BEGIN ENTRIES SHOWN
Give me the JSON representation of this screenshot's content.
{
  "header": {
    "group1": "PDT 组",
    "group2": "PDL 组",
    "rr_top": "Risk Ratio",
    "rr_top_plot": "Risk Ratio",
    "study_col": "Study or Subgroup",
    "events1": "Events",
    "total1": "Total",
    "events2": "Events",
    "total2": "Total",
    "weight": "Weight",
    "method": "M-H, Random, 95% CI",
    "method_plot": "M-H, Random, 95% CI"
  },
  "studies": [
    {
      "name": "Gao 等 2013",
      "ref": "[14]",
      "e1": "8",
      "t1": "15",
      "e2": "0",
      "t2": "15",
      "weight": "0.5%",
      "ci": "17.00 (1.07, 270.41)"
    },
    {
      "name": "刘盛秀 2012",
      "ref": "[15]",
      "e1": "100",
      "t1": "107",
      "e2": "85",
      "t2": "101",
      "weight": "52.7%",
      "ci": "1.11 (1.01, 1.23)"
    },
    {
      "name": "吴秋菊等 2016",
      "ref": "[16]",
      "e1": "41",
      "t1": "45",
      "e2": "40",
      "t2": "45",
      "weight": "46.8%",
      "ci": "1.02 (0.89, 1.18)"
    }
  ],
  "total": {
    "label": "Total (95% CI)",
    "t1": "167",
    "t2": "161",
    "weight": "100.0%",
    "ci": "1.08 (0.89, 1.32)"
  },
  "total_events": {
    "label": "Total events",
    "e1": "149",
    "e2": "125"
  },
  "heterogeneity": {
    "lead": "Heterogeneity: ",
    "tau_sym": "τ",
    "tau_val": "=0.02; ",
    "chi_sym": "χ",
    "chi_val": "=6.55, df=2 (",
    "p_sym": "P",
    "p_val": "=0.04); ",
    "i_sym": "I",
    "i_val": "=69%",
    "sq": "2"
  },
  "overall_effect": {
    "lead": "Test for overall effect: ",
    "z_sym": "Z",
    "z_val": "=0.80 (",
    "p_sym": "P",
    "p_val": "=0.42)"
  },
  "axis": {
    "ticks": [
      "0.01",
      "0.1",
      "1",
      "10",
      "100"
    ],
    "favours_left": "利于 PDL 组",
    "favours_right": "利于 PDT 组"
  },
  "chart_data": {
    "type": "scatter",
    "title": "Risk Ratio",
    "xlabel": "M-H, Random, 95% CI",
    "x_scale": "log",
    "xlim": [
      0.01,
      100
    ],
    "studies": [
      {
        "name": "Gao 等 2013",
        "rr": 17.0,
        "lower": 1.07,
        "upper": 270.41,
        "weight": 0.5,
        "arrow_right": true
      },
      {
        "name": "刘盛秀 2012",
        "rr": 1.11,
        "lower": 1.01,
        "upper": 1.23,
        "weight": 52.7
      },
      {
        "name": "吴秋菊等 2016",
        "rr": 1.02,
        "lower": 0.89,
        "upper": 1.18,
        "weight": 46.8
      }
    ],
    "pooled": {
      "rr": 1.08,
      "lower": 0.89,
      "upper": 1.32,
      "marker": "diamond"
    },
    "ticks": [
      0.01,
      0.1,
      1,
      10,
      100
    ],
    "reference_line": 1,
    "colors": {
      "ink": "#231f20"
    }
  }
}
END ENTRIES SHOWN
BEGIN ENTRIES SHOWN
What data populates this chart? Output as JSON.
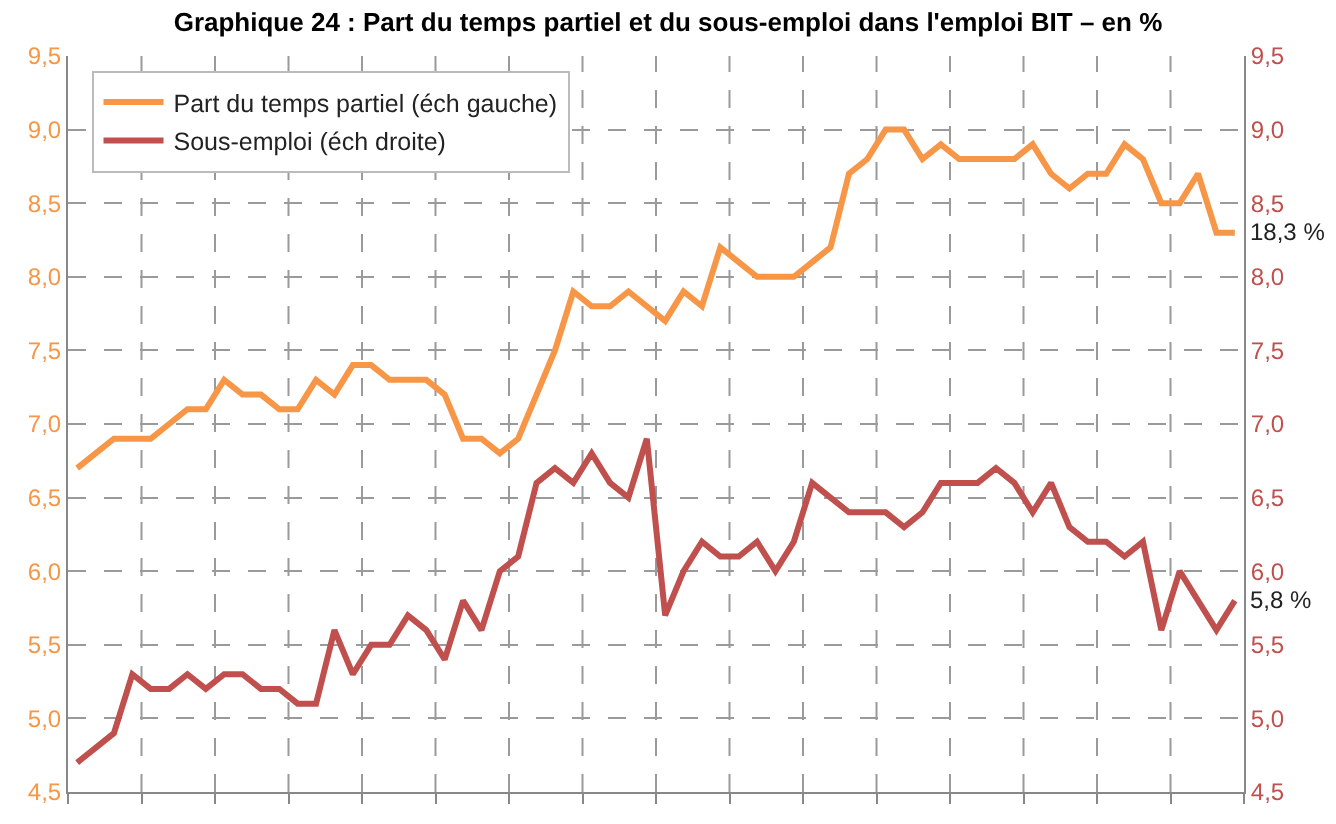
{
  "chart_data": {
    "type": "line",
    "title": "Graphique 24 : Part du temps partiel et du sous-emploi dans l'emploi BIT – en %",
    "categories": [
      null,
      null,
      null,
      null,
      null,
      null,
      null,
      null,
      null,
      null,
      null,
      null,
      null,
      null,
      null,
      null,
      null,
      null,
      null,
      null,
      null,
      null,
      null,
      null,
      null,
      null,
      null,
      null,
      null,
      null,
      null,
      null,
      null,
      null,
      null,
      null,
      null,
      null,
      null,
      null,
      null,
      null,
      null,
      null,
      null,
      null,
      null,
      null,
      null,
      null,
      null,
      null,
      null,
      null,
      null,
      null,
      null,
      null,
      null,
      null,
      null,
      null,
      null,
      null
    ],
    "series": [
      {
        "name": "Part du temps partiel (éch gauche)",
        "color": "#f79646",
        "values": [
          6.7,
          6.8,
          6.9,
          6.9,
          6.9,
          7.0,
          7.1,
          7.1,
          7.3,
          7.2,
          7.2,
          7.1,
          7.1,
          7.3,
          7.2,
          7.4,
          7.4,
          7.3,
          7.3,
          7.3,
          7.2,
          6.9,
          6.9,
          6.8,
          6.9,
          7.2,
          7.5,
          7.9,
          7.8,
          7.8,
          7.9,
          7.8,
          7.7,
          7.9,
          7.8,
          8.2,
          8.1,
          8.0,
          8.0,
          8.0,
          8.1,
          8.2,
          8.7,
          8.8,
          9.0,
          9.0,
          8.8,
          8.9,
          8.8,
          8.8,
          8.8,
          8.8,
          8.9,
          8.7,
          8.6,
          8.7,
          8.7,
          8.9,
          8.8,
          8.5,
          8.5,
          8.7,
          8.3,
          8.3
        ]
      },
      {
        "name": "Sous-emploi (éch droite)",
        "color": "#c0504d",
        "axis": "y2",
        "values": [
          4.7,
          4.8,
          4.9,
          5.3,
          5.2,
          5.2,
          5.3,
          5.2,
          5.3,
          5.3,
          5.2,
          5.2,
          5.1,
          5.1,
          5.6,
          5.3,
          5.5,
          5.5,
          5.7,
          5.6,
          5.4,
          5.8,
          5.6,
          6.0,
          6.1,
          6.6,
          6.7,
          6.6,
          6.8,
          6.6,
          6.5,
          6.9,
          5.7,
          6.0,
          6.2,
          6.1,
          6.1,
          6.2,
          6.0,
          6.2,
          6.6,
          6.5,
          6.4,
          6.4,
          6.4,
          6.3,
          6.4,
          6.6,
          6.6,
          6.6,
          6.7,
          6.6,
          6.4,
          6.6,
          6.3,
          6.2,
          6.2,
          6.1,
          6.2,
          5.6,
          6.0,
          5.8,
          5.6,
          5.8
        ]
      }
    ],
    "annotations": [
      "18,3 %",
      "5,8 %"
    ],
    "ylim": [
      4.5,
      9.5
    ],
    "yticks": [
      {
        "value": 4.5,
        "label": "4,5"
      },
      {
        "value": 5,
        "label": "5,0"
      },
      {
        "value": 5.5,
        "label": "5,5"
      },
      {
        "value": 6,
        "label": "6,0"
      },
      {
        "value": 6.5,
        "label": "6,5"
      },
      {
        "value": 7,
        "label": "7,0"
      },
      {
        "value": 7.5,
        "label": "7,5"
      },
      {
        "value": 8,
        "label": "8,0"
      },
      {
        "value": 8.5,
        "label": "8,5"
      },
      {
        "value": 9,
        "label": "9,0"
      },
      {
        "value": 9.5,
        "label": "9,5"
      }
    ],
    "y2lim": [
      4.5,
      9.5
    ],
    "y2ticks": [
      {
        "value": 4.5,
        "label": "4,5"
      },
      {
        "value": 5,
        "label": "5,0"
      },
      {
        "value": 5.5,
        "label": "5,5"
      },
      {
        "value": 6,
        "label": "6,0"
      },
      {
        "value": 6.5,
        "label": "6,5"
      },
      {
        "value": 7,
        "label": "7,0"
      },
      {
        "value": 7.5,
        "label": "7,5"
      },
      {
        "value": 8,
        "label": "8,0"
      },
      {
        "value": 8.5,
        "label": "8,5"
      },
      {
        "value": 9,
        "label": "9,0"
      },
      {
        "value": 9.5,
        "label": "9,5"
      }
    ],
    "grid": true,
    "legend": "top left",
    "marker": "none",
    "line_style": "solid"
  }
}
END ENTRIES SHOWN
BEGIN ENTRIES SHOWN
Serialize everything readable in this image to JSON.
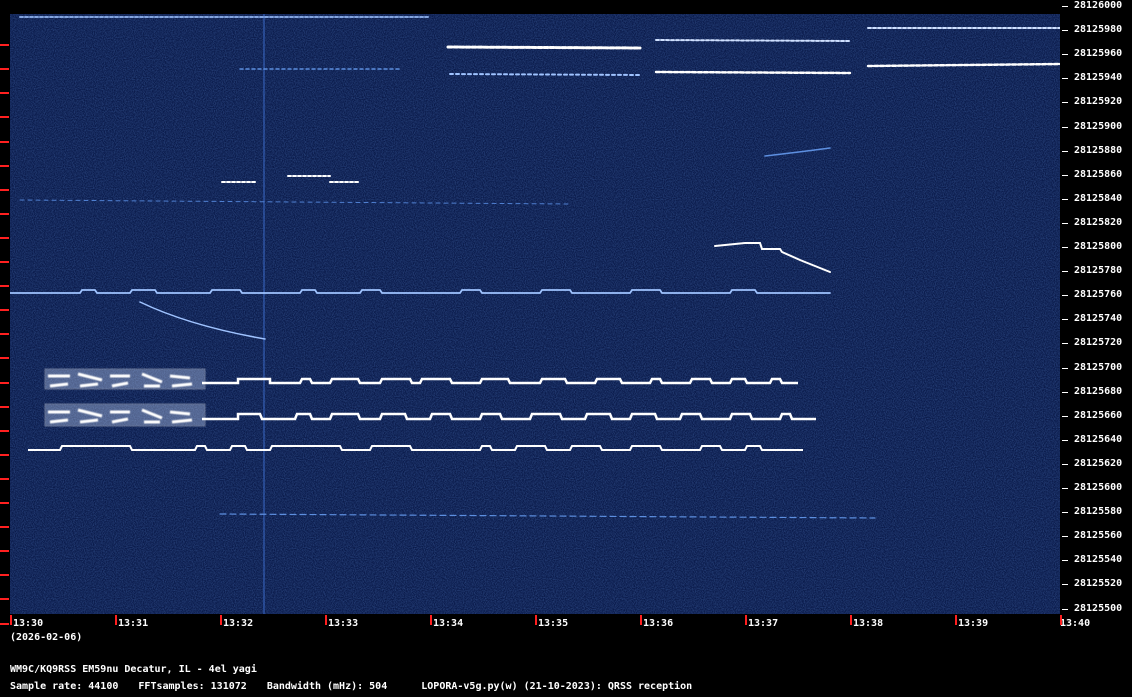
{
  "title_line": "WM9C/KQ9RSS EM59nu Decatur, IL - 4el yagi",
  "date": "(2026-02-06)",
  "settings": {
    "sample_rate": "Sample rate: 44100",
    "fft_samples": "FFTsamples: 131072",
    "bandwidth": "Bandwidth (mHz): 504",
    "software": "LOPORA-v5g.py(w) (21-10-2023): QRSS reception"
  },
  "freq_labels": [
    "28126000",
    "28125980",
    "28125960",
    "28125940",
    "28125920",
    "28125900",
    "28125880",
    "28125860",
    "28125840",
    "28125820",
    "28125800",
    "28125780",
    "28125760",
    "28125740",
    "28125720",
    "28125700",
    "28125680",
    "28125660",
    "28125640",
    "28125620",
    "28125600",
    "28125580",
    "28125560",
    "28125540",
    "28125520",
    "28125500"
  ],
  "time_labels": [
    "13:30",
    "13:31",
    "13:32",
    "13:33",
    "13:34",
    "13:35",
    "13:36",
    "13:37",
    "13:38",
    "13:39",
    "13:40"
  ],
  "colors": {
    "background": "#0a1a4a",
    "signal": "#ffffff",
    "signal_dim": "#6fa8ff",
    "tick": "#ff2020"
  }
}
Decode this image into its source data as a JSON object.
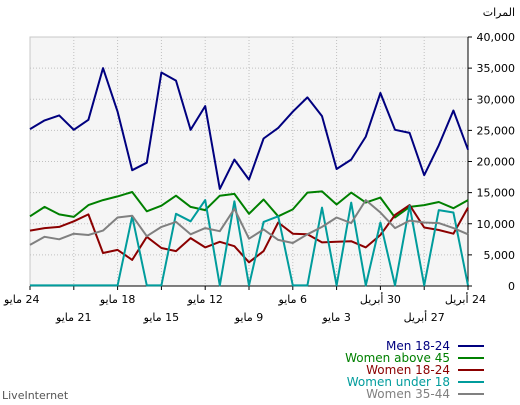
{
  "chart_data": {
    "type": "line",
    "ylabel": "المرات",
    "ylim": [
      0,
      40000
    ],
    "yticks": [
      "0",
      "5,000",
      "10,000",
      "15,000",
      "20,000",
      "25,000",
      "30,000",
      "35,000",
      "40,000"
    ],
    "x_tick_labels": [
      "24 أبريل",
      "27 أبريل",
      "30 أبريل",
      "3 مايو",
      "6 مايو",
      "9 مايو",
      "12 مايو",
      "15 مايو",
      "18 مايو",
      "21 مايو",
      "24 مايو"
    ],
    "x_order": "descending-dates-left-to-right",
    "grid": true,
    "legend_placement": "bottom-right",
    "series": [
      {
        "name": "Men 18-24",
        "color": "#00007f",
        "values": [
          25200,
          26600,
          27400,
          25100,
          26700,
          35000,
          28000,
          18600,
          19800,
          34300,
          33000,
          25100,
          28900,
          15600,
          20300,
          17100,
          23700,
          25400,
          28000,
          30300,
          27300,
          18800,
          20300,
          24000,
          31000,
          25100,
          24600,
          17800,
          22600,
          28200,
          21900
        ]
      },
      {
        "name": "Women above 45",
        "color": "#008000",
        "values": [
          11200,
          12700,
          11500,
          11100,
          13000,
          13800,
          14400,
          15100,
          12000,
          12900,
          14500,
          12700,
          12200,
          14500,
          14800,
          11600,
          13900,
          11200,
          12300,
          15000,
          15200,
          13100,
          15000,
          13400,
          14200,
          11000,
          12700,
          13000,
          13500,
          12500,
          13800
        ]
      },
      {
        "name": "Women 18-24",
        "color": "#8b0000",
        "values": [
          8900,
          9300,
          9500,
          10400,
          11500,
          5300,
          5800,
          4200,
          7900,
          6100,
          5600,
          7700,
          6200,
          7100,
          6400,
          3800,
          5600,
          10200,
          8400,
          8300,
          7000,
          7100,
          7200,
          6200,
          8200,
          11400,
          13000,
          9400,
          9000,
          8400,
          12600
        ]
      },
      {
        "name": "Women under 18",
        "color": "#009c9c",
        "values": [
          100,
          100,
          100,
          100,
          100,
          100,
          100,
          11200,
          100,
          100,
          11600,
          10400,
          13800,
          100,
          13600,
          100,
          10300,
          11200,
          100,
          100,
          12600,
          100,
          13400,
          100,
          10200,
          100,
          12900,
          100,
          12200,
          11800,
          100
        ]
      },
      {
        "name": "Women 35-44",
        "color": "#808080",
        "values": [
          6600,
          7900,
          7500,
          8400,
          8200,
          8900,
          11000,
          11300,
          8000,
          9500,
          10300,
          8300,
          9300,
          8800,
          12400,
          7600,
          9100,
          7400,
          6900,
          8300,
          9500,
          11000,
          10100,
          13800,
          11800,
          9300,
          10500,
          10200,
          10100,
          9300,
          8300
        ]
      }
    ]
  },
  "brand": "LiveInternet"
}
END ENTRIES SHOWN
Please list every line of the records that contains "lead".

    "lead": "Heterogeneity: ",
    "lead": "Test for overall effect: ",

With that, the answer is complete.